> _Task objective_:
Transcribe the records below exactly.

> _Information shown_:
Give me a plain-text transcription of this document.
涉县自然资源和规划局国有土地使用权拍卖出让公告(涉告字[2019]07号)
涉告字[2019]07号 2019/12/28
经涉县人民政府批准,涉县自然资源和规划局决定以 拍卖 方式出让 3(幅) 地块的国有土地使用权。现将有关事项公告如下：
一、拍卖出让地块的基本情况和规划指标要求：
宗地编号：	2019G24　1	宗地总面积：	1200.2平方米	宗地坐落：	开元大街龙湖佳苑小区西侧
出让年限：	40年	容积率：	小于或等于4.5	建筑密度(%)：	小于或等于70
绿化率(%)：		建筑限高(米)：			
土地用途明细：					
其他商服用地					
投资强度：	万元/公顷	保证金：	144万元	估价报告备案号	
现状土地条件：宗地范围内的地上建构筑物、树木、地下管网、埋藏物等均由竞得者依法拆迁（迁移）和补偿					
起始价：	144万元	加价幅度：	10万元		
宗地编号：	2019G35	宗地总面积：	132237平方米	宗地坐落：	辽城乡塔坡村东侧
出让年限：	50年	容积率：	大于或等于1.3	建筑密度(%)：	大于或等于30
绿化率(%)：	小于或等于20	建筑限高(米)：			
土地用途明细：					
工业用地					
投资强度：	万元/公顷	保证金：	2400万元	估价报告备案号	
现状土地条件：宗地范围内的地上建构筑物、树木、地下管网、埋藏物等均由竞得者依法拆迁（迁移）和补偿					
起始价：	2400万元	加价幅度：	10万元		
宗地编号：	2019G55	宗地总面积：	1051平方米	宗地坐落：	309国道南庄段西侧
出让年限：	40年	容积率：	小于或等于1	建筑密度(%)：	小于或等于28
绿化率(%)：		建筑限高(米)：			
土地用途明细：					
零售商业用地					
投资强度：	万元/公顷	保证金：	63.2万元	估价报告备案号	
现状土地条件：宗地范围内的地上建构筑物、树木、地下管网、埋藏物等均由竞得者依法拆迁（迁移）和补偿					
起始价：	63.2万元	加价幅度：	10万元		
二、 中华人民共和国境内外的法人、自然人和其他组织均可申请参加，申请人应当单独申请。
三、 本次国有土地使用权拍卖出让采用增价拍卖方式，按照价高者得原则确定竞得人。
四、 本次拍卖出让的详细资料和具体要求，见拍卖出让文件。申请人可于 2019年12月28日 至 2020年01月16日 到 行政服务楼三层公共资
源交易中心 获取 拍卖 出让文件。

> _Result_:
Give me a plain-text transcription of this document.
涉县自然资源和规划局国有土地使用权拍卖出让公告(涉告字[2019]07号)
涉告字[2019]07号 2019/12/28
经涉县人民政府批准,涉县自然资源和规划局决定以 拍卖 方式出让 3(幅) 地块的国有土地使用权。现将有关事项公告如下：
一、拍卖出让地块的基本情况和规划指标要求：
宗地编号：	2019G24　1	宗地总面积：	1200.2平方米	宗地坐落：	开元大街龙湖佳苑小区西侧
出让年限：	40年	容积率：	小于或等于4.5	建筑密度(%)：	小于或等于70
绿化率(%)：		建筑限高(米)：			
土地用途明细：					
其他商服用地					
投资强度：	万元/公顷	保证金：	144万元	估价报告备案号	
现状土地条件：宗地范围内的地上建构筑物、树木、地下管网、埋藏物等均由竞得者依法拆迁（迁移）和补偿					
起始价：	144万元	加价幅度：	10万元		
宗地编号：	2019G35	宗地总面积：	132237平方米	宗地坐落：	辽城乡塔坡村东侧
出让年限：	50年	容积率：	大于或等于1.3	建筑密度(%)：	大于或等于30
绿化率(%)：	小于或等于20	建筑限高(米)：			
土地用途明细：					
工业用地					
投资强度：	万元/公顷	保证金：	2400万元	估价报告备案号	
现状土地条件：宗地范围内的地上建构筑物、树木、地下管网、埋藏物等均由竞得者依法拆迁（迁移）和补偿					
起始价：	2400万元	加价幅度：	10万元		
宗地编号：	2019G55	宗地总面积：	1051平方米	宗地坐落：	309国道南庄段西侧
出让年限：	40年	容积率：	小于或等于1	建筑密度(%)：	小于或等于28
绿化率(%)：		建筑限高(米)：			
土地用途明细：					
零售商业用地					
投资强度：	万元/公顷	保证金：	63.2万元	估价报告备案号	
现状土地条件：宗地范围内的地上建构筑物、树木、地下管网、埋藏物等均由竞得者依法拆迁（迁移）和补偿					
起始价：	63.2万元	加价幅度：	10万元		
二、 中华人民共和国境内外的法人、自然人和其他组织均可申请参加，申请人应当单独申请。
三、 本次国有土地使用权拍卖出让采用增价拍卖方式，按照价高者得原则确定竞得人。
四、 本次拍卖出让的详细资料和具体要求，见拍卖出让文件。申请人可于 2019年12月28日 至 2020年01月16日 到 行政服务楼三层公共资
源交易中心 获取 拍卖 出让文件。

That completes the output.